— start of Provided data —

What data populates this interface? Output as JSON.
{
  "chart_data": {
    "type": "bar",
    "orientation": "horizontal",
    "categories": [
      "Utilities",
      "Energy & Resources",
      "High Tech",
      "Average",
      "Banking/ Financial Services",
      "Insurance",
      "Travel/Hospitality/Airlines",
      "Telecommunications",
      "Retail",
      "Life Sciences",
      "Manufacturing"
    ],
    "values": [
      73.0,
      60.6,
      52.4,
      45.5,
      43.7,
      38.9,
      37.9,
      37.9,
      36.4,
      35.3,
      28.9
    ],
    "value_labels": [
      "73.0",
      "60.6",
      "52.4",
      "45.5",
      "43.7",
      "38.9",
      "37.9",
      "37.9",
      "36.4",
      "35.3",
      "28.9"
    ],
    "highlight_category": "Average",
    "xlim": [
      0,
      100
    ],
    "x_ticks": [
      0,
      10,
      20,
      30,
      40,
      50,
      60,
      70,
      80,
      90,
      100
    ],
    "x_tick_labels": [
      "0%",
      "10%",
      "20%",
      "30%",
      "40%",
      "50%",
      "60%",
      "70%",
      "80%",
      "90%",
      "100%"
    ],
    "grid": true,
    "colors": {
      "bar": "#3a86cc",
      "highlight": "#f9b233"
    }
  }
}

— end of Provided data —

**Work required**
All the entries above need to be reproduced exactly.

**Result of the task**
What data populates this interface? Output as JSON.
{
  "chart_data": {
    "type": "bar",
    "orientation": "horizontal",
    "categories": [
      "Utilities",
      "Energy & Resources",
      "High Tech",
      "Average",
      "Banking/ Financial Services",
      "Insurance",
      "Travel/Hospitality/Airlines",
      "Telecommunications",
      "Retail",
      "Life Sciences",
      "Manufacturing"
    ],
    "values": [
      73.0,
      60.6,
      52.4,
      45.5,
      43.7,
      38.9,
      37.9,
      37.9,
      36.4,
      35.3,
      28.9
    ],
    "value_labels": [
      "73.0",
      "60.6",
      "52.4",
      "45.5",
      "43.7",
      "38.9",
      "37.9",
      "37.9",
      "36.4",
      "35.3",
      "28.9"
    ],
    "highlight_category": "Average",
    "xlim": [
      0,
      100
    ],
    "x_ticks": [
      0,
      10,
      20,
      30,
      40,
      50,
      60,
      70,
      80,
      90,
      100
    ],
    "x_tick_labels": [
      "0%",
      "10%",
      "20%",
      "30%",
      "40%",
      "50%",
      "60%",
      "70%",
      "80%",
      "90%",
      "100%"
    ],
    "grid": true,
    "colors": {
      "bar": "#3a86cc",
      "highlight": "#f9b233"
    }
  }
}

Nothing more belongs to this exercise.